--- START RECORD LIST ---

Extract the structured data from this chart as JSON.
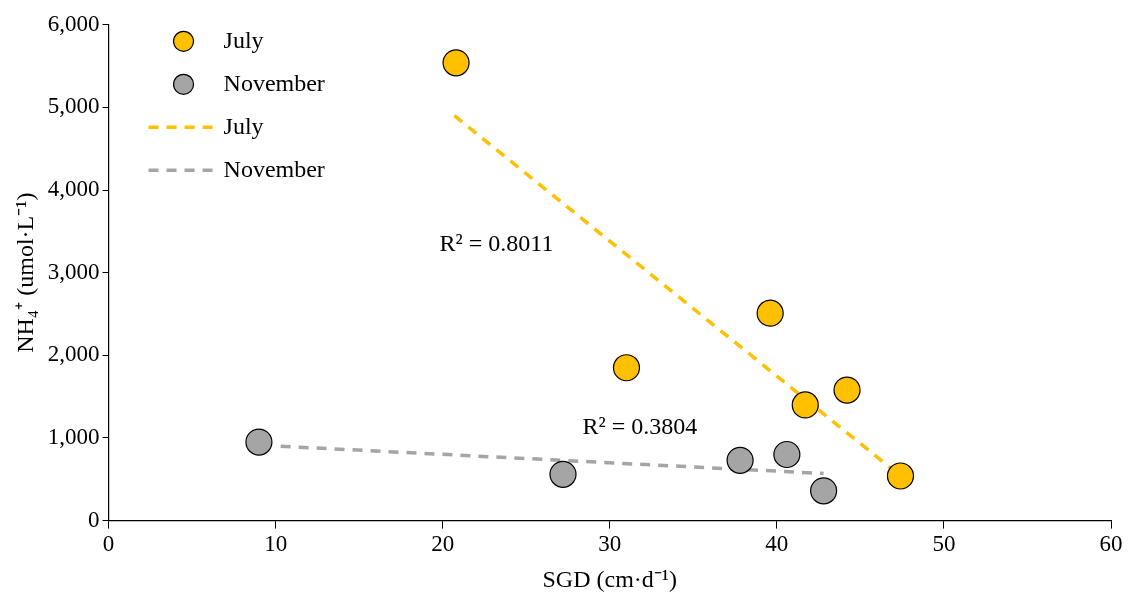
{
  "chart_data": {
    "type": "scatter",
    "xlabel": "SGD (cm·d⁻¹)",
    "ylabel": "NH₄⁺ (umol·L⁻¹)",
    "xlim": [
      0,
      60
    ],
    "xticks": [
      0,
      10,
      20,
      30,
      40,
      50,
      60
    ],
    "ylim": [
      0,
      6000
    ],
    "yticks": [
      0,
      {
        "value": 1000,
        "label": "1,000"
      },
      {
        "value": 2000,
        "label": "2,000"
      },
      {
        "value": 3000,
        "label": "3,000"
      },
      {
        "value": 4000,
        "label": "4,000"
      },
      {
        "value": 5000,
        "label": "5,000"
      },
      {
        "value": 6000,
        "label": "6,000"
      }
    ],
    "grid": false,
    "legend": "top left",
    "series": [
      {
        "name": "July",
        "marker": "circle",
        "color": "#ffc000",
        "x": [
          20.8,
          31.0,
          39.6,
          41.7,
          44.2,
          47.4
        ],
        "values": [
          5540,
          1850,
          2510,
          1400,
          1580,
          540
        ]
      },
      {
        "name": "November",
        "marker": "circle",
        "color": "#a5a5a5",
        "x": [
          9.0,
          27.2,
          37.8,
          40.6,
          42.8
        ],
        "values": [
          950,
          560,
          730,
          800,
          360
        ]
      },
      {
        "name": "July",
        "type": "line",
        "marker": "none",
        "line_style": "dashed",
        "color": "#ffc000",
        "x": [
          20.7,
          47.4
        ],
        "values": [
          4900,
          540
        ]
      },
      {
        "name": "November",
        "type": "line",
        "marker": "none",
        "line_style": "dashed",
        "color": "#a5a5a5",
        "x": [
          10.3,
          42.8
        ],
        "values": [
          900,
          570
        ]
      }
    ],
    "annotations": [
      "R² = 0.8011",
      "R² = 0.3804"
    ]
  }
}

--- END RECORD LIST ---

_WHAT YOU HAVE TO DO_
Exclude the pictures and repeat every other part of the records word for word.

_EXERCISE SOLUTION_
Extract the structured data from this chart as JSON.
{
  "chart_data": {
    "type": "scatter",
    "xlabel": "SGD (cm·d⁻¹)",
    "ylabel": "NH₄⁺ (umol·L⁻¹)",
    "xlim": [
      0,
      60
    ],
    "xticks": [
      0,
      10,
      20,
      30,
      40,
      50,
      60
    ],
    "ylim": [
      0,
      6000
    ],
    "yticks": [
      0,
      {
        "value": 1000,
        "label": "1,000"
      },
      {
        "value": 2000,
        "label": "2,000"
      },
      {
        "value": 3000,
        "label": "3,000"
      },
      {
        "value": 4000,
        "label": "4,000"
      },
      {
        "value": 5000,
        "label": "5,000"
      },
      {
        "value": 6000,
        "label": "6,000"
      }
    ],
    "grid": false,
    "legend": "top left",
    "series": [
      {
        "name": "July",
        "marker": "circle",
        "color": "#ffc000",
        "x": [
          20.8,
          31.0,
          39.6,
          41.7,
          44.2,
          47.4
        ],
        "values": [
          5540,
          1850,
          2510,
          1400,
          1580,
          540
        ]
      },
      {
        "name": "November",
        "marker": "circle",
        "color": "#a5a5a5",
        "x": [
          9.0,
          27.2,
          37.8,
          40.6,
          42.8
        ],
        "values": [
          950,
          560,
          730,
          800,
          360
        ]
      },
      {
        "name": "July",
        "type": "line",
        "marker": "none",
        "line_style": "dashed",
        "color": "#ffc000",
        "x": [
          20.7,
          47.4
        ],
        "values": [
          4900,
          540
        ]
      },
      {
        "name": "November",
        "type": "line",
        "marker": "none",
        "line_style": "dashed",
        "color": "#a5a5a5",
        "x": [
          10.3,
          42.8
        ],
        "values": [
          900,
          570
        ]
      }
    ],
    "annotations": [
      "R² = 0.8011",
      "R² = 0.3804"
    ]
  }
}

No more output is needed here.